WRITTEN TASK =>
Leave out the pictures and restate the rest of the data exactly.

+++++

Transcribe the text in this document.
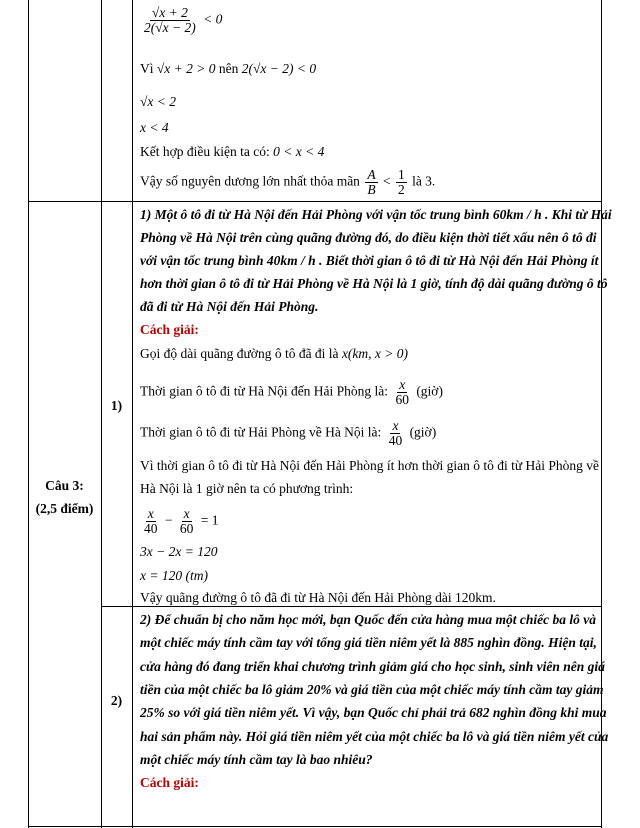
$\frac{√x + 2}{2(√x - 2)} < 0$
Vì √x + 2 > 0 nên 2(√x − 2) < 0
√x < 2
x < 4
Kết hợp điều kiện ta có: 0 < x < 4
Vậy số nguyên dương lớn nhất thỏa mãn $\frac{A}{B} < \frac{1}{2}$ là 3.
Câu 3:
(2,5 điểm)
1)
2)
1) Một ô tô đi từ Hà Nội đến Hải Phòng với vận tốc trung bình 60km / h . Khi từ Hải
Phòng về Hà Nội trên cùng quãng đường đó, do điều kiện thời tiết xấu nên ô tô đi
với vận tốc trung bình 40km / h . Biết thời gian ô tô đi từ Hà Nội đến Hải Phòng ít
hơn thời gian ô tô đi từ Hải Phòng về Hà Nội là 1 giờ, tính độ dài quãng đường ô tô
đã đi từ Hà Nội đến Hải Phòng.
Cách giải:
Gọi độ dài quãng đường ô tô đã đi là x(km, x > 0)
Thời gian ô tô đi từ Hà Nội đến Hải Phòng là: $\frac{x}{60}$ (giờ)
Thời gian ô tô đi từ Hải Phòng về Hà Nội là: $\frac{x}{40}$ (giờ)
Vì thời gian ô tô đi từ Hà Nội đến Hải Phòng ít hơn thời gian ô tô đi từ Hải Phòng về
Hà Nội là 1 giờ nên ta có phương trình:
$\frac{x}{40} - \frac{x}{60} = 1$
3x − 2x = 120
x = 120 (tm)
Vậy quãng đường ô tô đã đi từ Hà Nội đến Hải Phòng dài 120km.
2) Để chuẩn bị cho năm học mới, bạn Quốc đến cửa hàng mua một chiếc ba lô và
một chiếc máy tính cầm tay với tổng giá tiền niêm yết là 885 nghìn đồng. Hiện tại,
cửa hàng đó đang triển khai chương trình giảm giá cho học sinh, sinh viên nên giá
tiền của một chiếc ba lô giảm 20% và giá tiền của một chiếc máy tính cầm tay giảm
25% so với giá tiền niêm yết. Vì vậy, bạn Quốc chỉ phải trả 682 nghìn đồng khi mua
hai sản phẩm này. Hỏi giá tiền niêm yết của một chiếc ba lô và giá tiền niêm yết của
một chiếc máy tính cầm tay là bao nhiêu?
Cách giải:
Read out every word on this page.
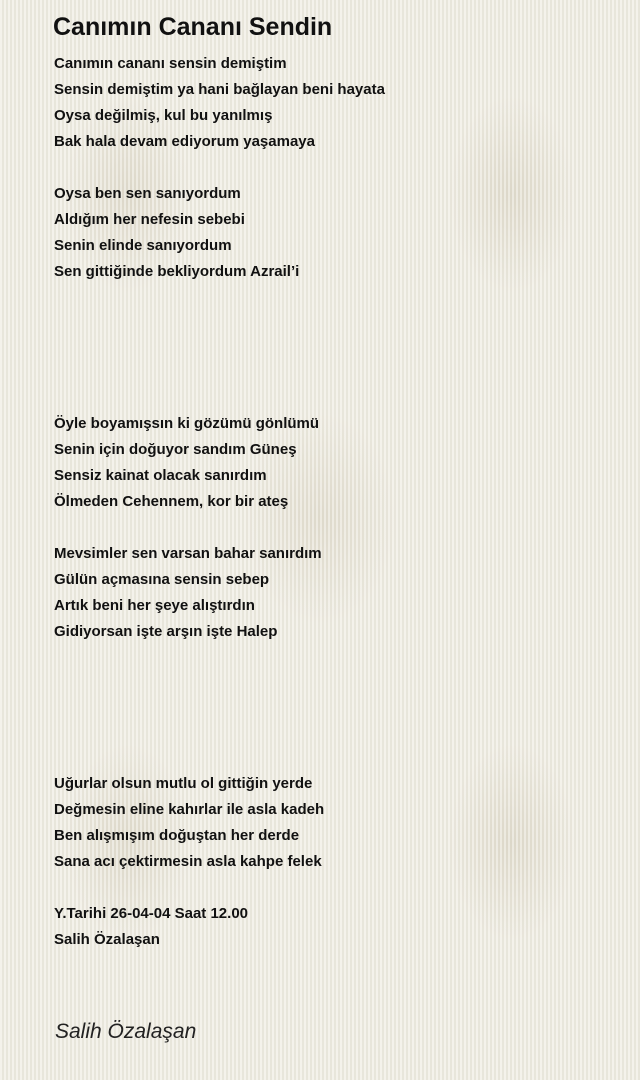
Canımın Cananı Sendin
Canımın cananı sensin demiştim
Sensin demiştim ya hani bağlayan beni hayata
Oysa değilmiş, kul bu yanılmış
Bak hala devam ediyorum yaşamaya
Oysa ben sen sanıyordum
Aldığım her nefesin sebebi
Senin elinde sanıyordum
Sen gittiğinde bekliyordum Azrail’i
Öyle boyamışsın ki gözümü gönlümü
Senin için doğuyor sandım Güneş
Sensiz kainat olacak sanırdım
Ölmeden Cehennem, kor bir ateş
Mevsimler sen varsan bahar sanırdım
Gülün açmasına sensin sebep
Artık beni her şeye alıştırdın
Gidiyorsan işte arşın işte Halep
Uğurlar olsun mutlu ol gittiğin yerde
Değmesin eline kahırlar ile asla kadeh
Ben alışmışım doğuştan her derde
Sana acı çektirmesin asla kahpe felek
Y.Tarihi 26-04-04 Saat 12.00
Salih Özalaşan
Salih Özalaşan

+++++

REPLY =>
Transcribe the text in this document.
$\frac{√x + 2}{2(√x - 2)} < 0$
Vì √x + 2 > 0 nên 2(√x − 2) < 0
√x < 2
x < 4
Kết hợp điều kiện ta có: 0 < x < 4
Vậy số nguyên dương lớn nhất thỏa mãn $\frac{A}{B} < \frac{1}{2}$ là 3.
Câu 3:
(2,5 điểm)
1)
2)
1) Một ô tô đi từ Hà Nội đến Hải Phòng với vận tốc trung bình 60km / h . Khi từ Hải
Phòng về Hà Nội trên cùng quãng đường đó, do điều kiện thời tiết xấu nên ô tô đi
với vận tốc trung bình 40km / h . Biết thời gian ô tô đi từ Hà Nội đến Hải Phòng ít
hơn thời gian ô tô đi từ Hải Phòng về Hà Nội là 1 giờ, tính độ dài quãng đường ô tô
đã đi từ Hà Nội đến Hải Phòng.
Cách giải:
Gọi độ dài quãng đường ô tô đã đi là x(km, x > 0)
Thời gian ô tô đi từ Hà Nội đến Hải Phòng là: $\frac{x}{60}$ (giờ)
Thời gian ô tô đi từ Hải Phòng về Hà Nội là: $\frac{x}{40}$ (giờ)
Vì thời gian ô tô đi từ Hà Nội đến Hải Phòng ít hơn thời gian ô tô đi từ Hải Phòng về
Hà Nội là 1 giờ nên ta có phương trình:
$\frac{x}{40} - \frac{x}{60} = 1$
3x − 2x = 120
x = 120 (tm)
Vậy quãng đường ô tô đã đi từ Hà Nội đến Hải Phòng dài 120km.
2) Để chuẩn bị cho năm học mới, bạn Quốc đến cửa hàng mua một chiếc ba lô và
một chiếc máy tính cầm tay với tổng giá tiền niêm yết là 885 nghìn đồng. Hiện tại,
cửa hàng đó đang triển khai chương trình giảm giá cho học sinh, sinh viên nên giá
tiền của một chiếc ba lô giảm 20% và giá tiền của một chiếc máy tính cầm tay giảm
25% so với giá tiền niêm yết. Vì vậy, bạn Quốc chỉ phải trả 682 nghìn đồng khi mua
hai sản phẩm này. Hỏi giá tiền niêm yết của một chiếc ba lô và giá tiền niêm yết của
một chiếc máy tính cầm tay là bao nhiêu?
Cách giải:
Read out every word on this page.
Canımın Cananı Sendin
Canımın cananı sensin demiştim
Sensin demiştim ya hani bağlayan beni hayata
Oysa değilmiş, kul bu yanılmış
Bak hala devam ediyorum yaşamaya
Oysa ben sen sanıyordum
Aldığım her nefesin sebebi
Senin elinde sanıyordum
Sen gittiğinde bekliyordum Azrail’i
Öyle boyamışsın ki gözümü gönlümü
Senin için doğuyor sandım Güneş
Sensiz kainat olacak sanırdım
Ölmeden Cehennem, kor bir ateş
Mevsimler sen varsan bahar sanırdım
Gülün açmasına sensin sebep
Artık beni her şeye alıştırdın
Gidiyorsan işte arşın işte Halep
Uğurlar olsun mutlu ol gittiğin yerde
Değmesin eline kahırlar ile asla kadeh
Ben alışmışım doğuştan her derde
Sana acı çektirmesin asla kahpe felek
Y.Tarihi 26-04-04 Saat 12.00
Salih Özalaşan
Salih Özalaşan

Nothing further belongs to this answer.